* DATA TO USE:

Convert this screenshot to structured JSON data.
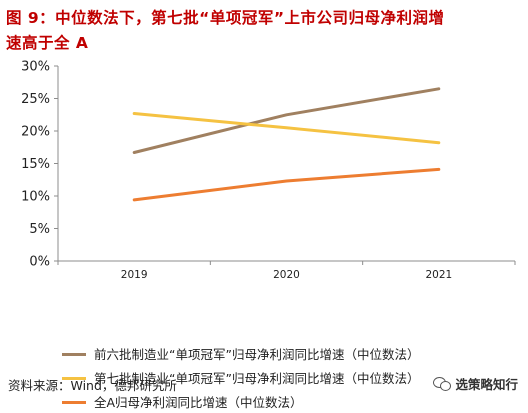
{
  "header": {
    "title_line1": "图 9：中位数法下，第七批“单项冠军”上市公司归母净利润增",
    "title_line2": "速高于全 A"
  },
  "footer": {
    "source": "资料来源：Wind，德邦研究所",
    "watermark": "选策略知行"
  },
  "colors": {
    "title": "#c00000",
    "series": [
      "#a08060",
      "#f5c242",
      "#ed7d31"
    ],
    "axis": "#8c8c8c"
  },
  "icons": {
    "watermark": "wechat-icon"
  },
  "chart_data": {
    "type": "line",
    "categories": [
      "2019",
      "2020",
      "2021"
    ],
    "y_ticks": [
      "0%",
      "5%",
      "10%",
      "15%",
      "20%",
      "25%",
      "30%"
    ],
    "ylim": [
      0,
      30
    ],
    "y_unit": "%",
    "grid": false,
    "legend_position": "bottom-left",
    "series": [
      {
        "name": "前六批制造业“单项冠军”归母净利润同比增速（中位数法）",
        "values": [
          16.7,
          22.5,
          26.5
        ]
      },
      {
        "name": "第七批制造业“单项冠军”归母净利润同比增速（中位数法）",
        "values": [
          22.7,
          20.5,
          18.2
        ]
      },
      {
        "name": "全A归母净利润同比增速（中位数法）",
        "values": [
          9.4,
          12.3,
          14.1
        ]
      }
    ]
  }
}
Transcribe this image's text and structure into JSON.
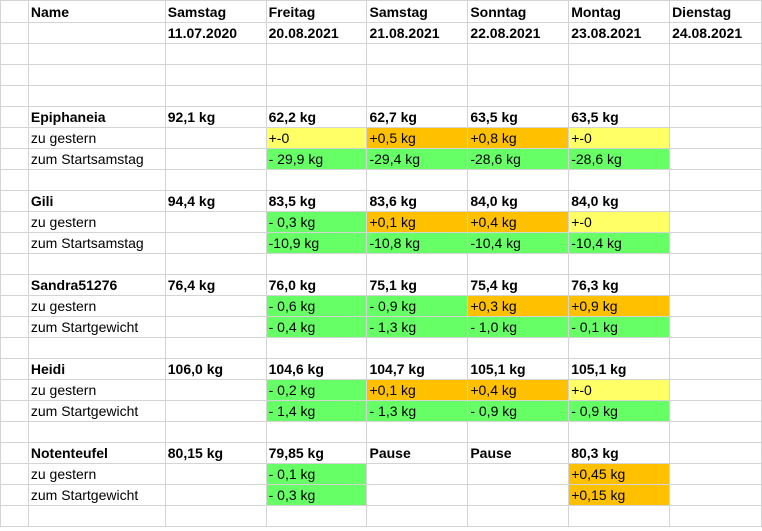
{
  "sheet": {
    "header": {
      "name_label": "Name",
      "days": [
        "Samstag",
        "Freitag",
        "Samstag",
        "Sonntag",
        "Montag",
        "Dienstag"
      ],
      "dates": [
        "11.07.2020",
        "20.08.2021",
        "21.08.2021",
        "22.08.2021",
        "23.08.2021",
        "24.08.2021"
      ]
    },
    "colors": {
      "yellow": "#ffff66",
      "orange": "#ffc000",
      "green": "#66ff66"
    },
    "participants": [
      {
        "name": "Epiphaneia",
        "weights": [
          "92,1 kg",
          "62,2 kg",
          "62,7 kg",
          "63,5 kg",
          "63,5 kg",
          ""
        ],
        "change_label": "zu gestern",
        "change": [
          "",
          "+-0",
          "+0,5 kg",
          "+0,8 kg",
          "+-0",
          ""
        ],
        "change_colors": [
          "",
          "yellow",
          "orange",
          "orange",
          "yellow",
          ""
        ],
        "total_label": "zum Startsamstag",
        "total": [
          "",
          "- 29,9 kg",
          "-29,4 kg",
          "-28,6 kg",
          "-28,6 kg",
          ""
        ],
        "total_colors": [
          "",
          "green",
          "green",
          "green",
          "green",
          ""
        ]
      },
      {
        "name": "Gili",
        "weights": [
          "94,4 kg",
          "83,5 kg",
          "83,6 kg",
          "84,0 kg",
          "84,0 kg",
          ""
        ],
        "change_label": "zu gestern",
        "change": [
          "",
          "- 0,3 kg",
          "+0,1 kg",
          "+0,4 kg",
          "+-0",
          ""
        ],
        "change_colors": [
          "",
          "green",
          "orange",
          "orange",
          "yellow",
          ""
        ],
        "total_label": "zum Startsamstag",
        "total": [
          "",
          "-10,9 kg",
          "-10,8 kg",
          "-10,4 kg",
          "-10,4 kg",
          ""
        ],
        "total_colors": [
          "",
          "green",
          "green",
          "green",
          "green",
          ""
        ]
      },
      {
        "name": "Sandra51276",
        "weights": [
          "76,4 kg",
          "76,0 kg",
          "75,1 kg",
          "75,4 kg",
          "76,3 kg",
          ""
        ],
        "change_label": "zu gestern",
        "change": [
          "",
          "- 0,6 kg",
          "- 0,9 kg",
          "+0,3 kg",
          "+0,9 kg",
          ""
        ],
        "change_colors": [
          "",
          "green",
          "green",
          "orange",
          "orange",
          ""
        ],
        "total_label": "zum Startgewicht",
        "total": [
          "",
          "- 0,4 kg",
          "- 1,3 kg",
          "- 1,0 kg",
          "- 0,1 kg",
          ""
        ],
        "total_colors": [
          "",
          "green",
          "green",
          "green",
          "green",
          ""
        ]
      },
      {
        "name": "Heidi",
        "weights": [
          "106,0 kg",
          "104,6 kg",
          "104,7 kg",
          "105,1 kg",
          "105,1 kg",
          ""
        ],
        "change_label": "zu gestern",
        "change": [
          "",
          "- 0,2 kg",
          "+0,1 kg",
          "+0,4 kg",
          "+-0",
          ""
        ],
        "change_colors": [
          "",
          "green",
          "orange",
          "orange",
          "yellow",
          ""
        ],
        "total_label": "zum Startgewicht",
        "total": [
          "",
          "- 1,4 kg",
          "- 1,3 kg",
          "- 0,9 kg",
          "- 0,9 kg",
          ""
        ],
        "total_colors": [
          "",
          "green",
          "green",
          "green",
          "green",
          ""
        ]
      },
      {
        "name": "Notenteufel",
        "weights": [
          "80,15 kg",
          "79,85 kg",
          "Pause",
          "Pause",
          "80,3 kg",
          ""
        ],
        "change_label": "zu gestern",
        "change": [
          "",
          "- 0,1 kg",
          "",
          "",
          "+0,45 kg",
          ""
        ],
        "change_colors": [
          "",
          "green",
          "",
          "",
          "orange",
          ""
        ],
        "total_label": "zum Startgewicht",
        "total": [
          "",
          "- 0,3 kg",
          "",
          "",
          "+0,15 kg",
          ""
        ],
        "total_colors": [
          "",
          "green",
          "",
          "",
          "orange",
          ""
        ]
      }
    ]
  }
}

* PROBLEM: Wherever the word "watermark" occurs in a line of the listing, copy that line.

* RESPONSE TO THIS TASK:
    "watermark": "选策略知行"
    "watermark": "wechat-icon"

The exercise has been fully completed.